- The exercise -
Condense the paragraph beginning "One such case was" in the Second Amendment article below into a short list of its main facts.

Since its controversial pair of gun-rights decisions—District of Columbia v. Heller (2007) and McDonald v. City of Chicago (2010)—the Supreme Court has refused to take another Second Amendment case. Heller and McDonald cast aside more than 75 years of established precedent to hold that individual citizens have a right to bear arms for personal use. Scholars and judges on the left and right have attacked the two decisions as incoherent and historically dishonest. And lower courts have now heard more than a thousand cases generated by the confusion Heller wrought.
One such case was Friedman v. City of Highland Park. At issue was whether an Illinois city could maintain an ordinance banning the possession of military-style assault weapons and large-capacity magazines within city limits. In April, the Seventh Circuit upheld Highland Park’s assault-weapons ban, and the case was submitted for Supreme Court review. In October, the Court rejected the case despite a vigorous dissent by Justices Clarence Thomas and Antonin Scalia. That dissent attacked the Seventh Circuit’s “crabbed” reading of Heller as an attempt to “eviscerate” the Second Amendment and consign it “to a second-class right.”
The opinion they condemned was written by Judge Frank Easterbrook, a highly regarded conservative jurist. But then there is nothing conservative about Thomas and Scalia’s vision of the Constitution. Their theory of gun rights is downright radical—and would have shocked the framers of the Second Amendment.
Thomas and Scalia write that the government is essentially powerless to prohibit or restrict weapons in “common use.” “The right to keep and bear arms,” they wrote, “is defined not by what the militia needs, but by what private citizens commonly possess.” This common-use formulation has no foundation in the text, structure, or history of the Second Amendment. In fact, this view gives gun makers—not legislatures, or even courts—the power to determine public policy on guns. Which is exactly why the Founders would have spurned it.
What’s more, Scalia and Thomas define “common use” so broadly as to be virtually meaningless. In the Friedman dissent, Scalia and Thomas argue that “[r]oughly five million Americans own AR-style semiautomatic rifles.” But the stock of weapons in United States likely exceeds 300 million—meaning that if a specific style of weapon constitutes less than 2 percent of the weapons in circulation, it is “common.”
The larger problem with a market-driven theory of gun policy is that it is the opposite of the Founders’ intent as well as the plain meaning of the text. The Second Amendment was not designed to hobble government regulation. At the time, men arrived for military service already armed with guns the government required them to purchase. Contrary to Thomas and Scalia, the law did not countenance Americans simply showing up with whatever weapons they owned—that is, what was in common use. Without specific regulations and instead following common use or preference, most Americans would likely have shown up for active duty with fowling pieces, which were more like shot guns than muskets, because these were better suited for putting food on the table. In other words, the Founders recognized that if left to the free market and people’s own preferences, America’s militias would be prepared to hunt turkeys, not fight a powerful European standing army. A reliance on the market could have cost America its freedom. The various militia regulations enacted by states in the colonial period and after the adoption of the Second Amendment specified what weapons were required to meet the legal obligation of citizens to serve in the militia. Failing to report to the militia properly armed with the right weapon could result in fines. If the Founders had understood the Second Amendment in the way Scalia and Thomas suggest, the United States would likely have lost the American Revolution.

- Raw data -
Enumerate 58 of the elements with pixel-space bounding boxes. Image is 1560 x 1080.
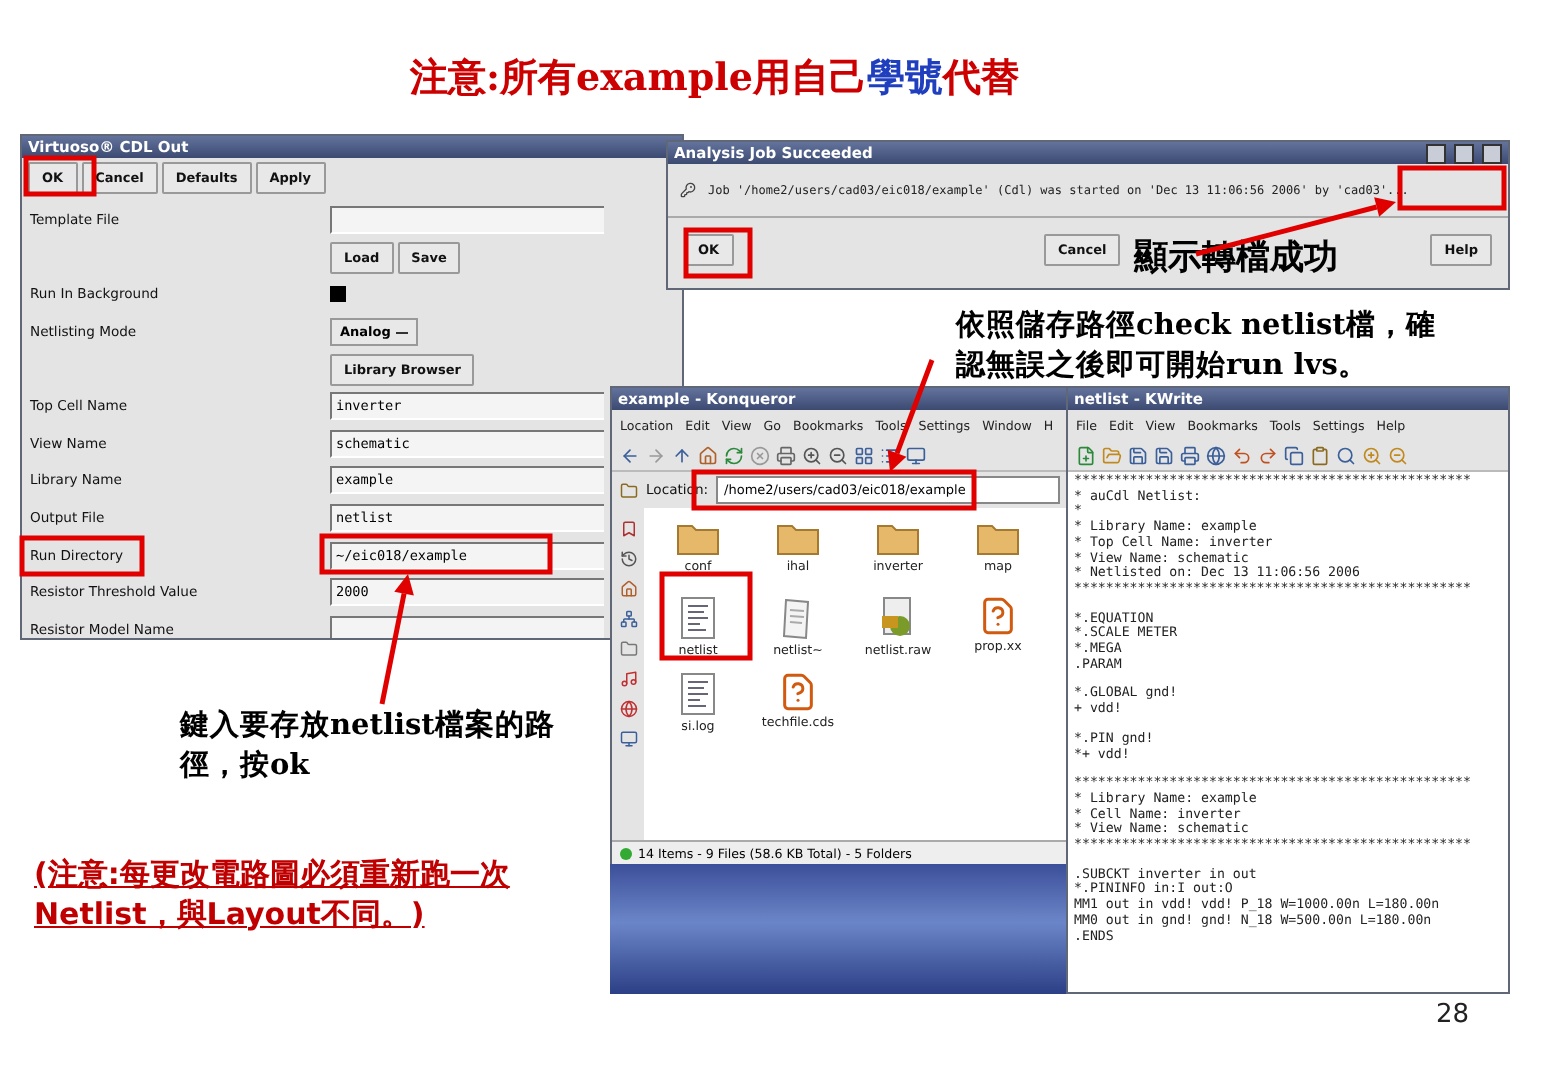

- Output -
- Friedman v. City of Highland Park asked whether an Illinois city could ban possession of military-style assault weapons and large-capacity magazines within city limits.
- In April, the Seventh Circuit upheld the ban, and the case was submitted for Supreme Court review.
- In October, the Supreme Court rejected the case.
- Justices Clarence Thomas and Antonin Scalia dissented. They attacked the Seventh Circuit's "crabbed" reading of Heller as an attempt to "eviscerate" the Second Amendment and consign it "to a second-class right."